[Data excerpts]
- - -
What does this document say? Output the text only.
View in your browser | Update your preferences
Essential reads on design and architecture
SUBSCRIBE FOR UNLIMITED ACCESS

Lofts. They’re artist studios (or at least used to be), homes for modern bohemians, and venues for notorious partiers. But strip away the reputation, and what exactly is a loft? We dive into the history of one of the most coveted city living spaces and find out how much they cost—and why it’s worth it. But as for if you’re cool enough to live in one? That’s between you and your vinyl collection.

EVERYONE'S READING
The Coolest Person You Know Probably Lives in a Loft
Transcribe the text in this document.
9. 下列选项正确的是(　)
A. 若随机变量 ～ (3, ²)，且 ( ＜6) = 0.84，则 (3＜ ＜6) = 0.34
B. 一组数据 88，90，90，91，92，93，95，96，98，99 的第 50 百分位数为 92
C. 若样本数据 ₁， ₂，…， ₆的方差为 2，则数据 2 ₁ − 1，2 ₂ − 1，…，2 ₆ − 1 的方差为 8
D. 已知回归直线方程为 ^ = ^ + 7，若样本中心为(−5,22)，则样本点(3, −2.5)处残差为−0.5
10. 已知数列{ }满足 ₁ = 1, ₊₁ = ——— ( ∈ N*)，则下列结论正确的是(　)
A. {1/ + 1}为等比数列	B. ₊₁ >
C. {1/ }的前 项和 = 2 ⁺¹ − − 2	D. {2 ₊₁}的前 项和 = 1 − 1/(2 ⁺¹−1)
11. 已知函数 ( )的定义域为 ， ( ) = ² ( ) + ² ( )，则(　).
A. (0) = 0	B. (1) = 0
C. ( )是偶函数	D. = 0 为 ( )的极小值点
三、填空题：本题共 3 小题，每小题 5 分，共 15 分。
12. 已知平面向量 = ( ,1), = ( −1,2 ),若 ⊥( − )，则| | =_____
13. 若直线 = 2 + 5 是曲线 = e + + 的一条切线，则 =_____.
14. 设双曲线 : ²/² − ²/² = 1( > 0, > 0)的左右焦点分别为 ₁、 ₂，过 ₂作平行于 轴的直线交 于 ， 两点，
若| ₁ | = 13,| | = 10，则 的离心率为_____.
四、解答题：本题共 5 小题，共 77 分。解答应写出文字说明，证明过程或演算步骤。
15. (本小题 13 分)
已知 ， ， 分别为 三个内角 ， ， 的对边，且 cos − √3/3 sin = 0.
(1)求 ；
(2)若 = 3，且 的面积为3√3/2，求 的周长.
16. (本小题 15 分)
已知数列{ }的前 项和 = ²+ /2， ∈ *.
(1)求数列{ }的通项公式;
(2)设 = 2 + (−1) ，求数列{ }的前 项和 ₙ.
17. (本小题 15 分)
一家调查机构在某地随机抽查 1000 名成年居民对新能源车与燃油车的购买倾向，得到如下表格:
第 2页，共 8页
- - -
Aim of the exercise
Filter the entries down to the lines with the word "document" in them.

Written solution
What does this document say? Output the text only.
Transcribe the text in this document.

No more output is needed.